§ SET EXERCISE:
Transcribe the entries below exactly.

──────── GIVEN ENTRIES

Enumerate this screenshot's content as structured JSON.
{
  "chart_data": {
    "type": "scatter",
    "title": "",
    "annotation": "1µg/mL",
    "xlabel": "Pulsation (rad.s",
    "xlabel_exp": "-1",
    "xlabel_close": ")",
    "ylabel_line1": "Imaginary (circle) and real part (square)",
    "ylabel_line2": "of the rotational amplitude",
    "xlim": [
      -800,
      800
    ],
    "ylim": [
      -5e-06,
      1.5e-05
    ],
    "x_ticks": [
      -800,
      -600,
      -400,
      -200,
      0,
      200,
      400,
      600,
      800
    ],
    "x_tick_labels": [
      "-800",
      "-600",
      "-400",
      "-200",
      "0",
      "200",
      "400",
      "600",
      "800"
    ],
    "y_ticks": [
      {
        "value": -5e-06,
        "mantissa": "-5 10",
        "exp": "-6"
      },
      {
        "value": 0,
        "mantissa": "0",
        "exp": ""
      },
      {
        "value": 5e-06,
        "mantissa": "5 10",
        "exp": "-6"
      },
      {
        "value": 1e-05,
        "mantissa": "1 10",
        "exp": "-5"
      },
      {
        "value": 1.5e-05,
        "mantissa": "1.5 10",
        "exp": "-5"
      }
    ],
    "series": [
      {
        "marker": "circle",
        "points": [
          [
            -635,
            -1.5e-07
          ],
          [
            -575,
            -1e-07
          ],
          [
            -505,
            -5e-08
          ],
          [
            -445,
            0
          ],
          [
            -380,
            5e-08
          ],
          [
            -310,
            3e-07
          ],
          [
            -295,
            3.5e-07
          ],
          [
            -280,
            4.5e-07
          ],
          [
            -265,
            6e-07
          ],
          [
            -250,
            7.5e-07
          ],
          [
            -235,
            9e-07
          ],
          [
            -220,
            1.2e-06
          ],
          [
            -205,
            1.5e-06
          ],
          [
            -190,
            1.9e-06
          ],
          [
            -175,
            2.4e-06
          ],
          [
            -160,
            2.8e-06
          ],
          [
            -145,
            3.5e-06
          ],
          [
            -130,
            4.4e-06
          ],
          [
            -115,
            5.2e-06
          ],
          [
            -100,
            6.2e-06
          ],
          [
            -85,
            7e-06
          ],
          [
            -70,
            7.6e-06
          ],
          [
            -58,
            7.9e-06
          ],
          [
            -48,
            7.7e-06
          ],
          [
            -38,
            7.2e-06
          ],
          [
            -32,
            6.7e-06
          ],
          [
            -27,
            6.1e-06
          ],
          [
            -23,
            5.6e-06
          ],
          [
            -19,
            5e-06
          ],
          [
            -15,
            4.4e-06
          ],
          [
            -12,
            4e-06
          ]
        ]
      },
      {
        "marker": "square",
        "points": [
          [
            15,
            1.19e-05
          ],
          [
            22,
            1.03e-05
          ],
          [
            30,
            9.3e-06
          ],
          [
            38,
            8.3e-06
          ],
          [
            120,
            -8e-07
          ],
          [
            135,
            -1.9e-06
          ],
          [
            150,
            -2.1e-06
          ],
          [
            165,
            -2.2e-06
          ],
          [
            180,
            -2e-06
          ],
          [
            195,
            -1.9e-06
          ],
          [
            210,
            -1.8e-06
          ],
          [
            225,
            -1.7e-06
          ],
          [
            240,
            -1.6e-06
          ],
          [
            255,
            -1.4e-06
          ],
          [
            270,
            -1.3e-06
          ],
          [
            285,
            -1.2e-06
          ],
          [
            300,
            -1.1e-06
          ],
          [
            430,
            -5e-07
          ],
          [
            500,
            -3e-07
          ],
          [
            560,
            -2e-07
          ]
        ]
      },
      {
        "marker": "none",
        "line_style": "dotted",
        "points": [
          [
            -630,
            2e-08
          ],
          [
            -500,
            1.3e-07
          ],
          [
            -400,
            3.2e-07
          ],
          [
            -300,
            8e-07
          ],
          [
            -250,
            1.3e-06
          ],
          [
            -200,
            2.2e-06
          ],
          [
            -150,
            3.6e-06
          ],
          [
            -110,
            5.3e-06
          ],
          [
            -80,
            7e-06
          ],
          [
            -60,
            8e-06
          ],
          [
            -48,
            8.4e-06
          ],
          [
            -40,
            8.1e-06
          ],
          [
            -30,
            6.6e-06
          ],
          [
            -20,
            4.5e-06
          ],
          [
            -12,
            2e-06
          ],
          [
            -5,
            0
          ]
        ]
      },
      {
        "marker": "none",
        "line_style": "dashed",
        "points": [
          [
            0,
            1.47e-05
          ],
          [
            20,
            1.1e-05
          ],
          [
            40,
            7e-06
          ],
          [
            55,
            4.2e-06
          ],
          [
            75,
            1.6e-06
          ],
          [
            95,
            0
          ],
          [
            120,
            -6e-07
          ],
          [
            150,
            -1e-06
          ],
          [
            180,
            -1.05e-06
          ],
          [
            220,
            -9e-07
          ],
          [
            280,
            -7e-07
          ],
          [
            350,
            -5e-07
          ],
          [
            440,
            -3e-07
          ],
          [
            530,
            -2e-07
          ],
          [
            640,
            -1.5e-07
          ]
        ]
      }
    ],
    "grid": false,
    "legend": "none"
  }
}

────────────────

§ SOLUTION:
Enumerate this screenshot's content as structured JSON.
{
  "chart_data": {
    "type": "scatter",
    "title": "",
    "annotation": "1µg/mL",
    "xlabel": "Pulsation (rad.s",
    "xlabel_exp": "-1",
    "xlabel_close": ")",
    "ylabel_line1": "Imaginary (circle) and real part (square)",
    "ylabel_line2": "of the rotational amplitude",
    "xlim": [
      -800,
      800
    ],
    "ylim": [
      -5e-06,
      1.5e-05
    ],
    "x_ticks": [
      -800,
      -600,
      -400,
      -200,
      0,
      200,
      400,
      600,
      800
    ],
    "x_tick_labels": [
      "-800",
      "-600",
      "-400",
      "-200",
      "0",
      "200",
      "400",
      "600",
      "800"
    ],
    "y_ticks": [
      {
        "value": -5e-06,
        "mantissa": "-5 10",
        "exp": "-6"
      },
      {
        "value": 0,
        "mantissa": "0",
        "exp": ""
      },
      {
        "value": 5e-06,
        "mantissa": "5 10",
        "exp": "-6"
      },
      {
        "value": 1e-05,
        "mantissa": "1 10",
        "exp": "-5"
      },
      {
        "value": 1.5e-05,
        "mantissa": "1.5 10",
        "exp": "-5"
      }
    ],
    "series": [
      {
        "marker": "circle",
        "points": [
          [
            -635,
            -1.5e-07
          ],
          [
            -575,
            -1e-07
          ],
          [
            -505,
            -5e-08
          ],
          [
            -445,
            0
          ],
          [
            -380,
            5e-08
          ],
          [
            -310,
            3e-07
          ],
          [
            -295,
            3.5e-07
          ],
          [
            -280,
            4.5e-07
          ],
          [
            -265,
            6e-07
          ],
          [
            -250,
            7.5e-07
          ],
          [
            -235,
            9e-07
          ],
          [
            -220,
            1.2e-06
          ],
          [
            -205,
            1.5e-06
          ],
          [
            -190,
            1.9e-06
          ],
          [
            -175,
            2.4e-06
          ],
          [
            -160,
            2.8e-06
          ],
          [
            -145,
            3.5e-06
          ],
          [
            -130,
            4.4e-06
          ],
          [
            -115,
            5.2e-06
          ],
          [
            -100,
            6.2e-06
          ],
          [
            -85,
            7e-06
          ],
          [
            -70,
            7.6e-06
          ],
          [
            -58,
            7.9e-06
          ],
          [
            -48,
            7.7e-06
          ],
          [
            -38,
            7.2e-06
          ],
          [
            -32,
            6.7e-06
          ],
          [
            -27,
            6.1e-06
          ],
          [
            -23,
            5.6e-06
          ],
          [
            -19,
            5e-06
          ],
          [
            -15,
            4.4e-06
          ],
          [
            -12,
            4e-06
          ]
        ]
      },
      {
        "marker": "square",
        "points": [
          [
            15,
            1.19e-05
          ],
          [
            22,
            1.03e-05
          ],
          [
            30,
            9.3e-06
          ],
          [
            38,
            8.3e-06
          ],
          [
            120,
            -8e-07
          ],
          [
            135,
            -1.9e-06
          ],
          [
            150,
            -2.1e-06
          ],
          [
            165,
            -2.2e-06
          ],
          [
            180,
            -2e-06
          ],
          [
            195,
            -1.9e-06
          ],
          [
            210,
            -1.8e-06
          ],
          [
            225,
            -1.7e-06
          ],
          [
            240,
            -1.6e-06
          ],
          [
            255,
            -1.4e-06
          ],
          [
            270,
            -1.3e-06
          ],
          [
            285,
            -1.2e-06
          ],
          [
            300,
            -1.1e-06
          ],
          [
            430,
            -5e-07
          ],
          [
            500,
            -3e-07
          ],
          [
            560,
            -2e-07
          ]
        ]
      },
      {
        "marker": "none",
        "line_style": "dotted",
        "points": [
          [
            -630,
            2e-08
          ],
          [
            -500,
            1.3e-07
          ],
          [
            -400,
            3.2e-07
          ],
          [
            -300,
            8e-07
          ],
          [
            -250,
            1.3e-06
          ],
          [
            -200,
            2.2e-06
          ],
          [
            -150,
            3.6e-06
          ],
          [
            -110,
            5.3e-06
          ],
          [
            -80,
            7e-06
          ],
          [
            -60,
            8e-06
          ],
          [
            -48,
            8.4e-06
          ],
          [
            -40,
            8.1e-06
          ],
          [
            -30,
            6.6e-06
          ],
          [
            -20,
            4.5e-06
          ],
          [
            -12,
            2e-06
          ],
          [
            -5,
            0
          ]
        ]
      },
      {
        "marker": "none",
        "line_style": "dashed",
        "points": [
          [
            0,
            1.47e-05
          ],
          [
            20,
            1.1e-05
          ],
          [
            40,
            7e-06
          ],
          [
            55,
            4.2e-06
          ],
          [
            75,
            1.6e-06
          ],
          [
            95,
            0
          ],
          [
            120,
            -6e-07
          ],
          [
            150,
            -1e-06
          ],
          [
            180,
            -1.05e-06
          ],
          [
            220,
            -9e-07
          ],
          [
            280,
            -7e-07
          ],
          [
            350,
            -5e-07
          ],
          [
            440,
            -3e-07
          ],
          [
            530,
            -2e-07
          ],
          [
            640,
            -1.5e-07
          ]
        ]
      }
    ],
    "grid": false,
    "legend": "none"
  }
}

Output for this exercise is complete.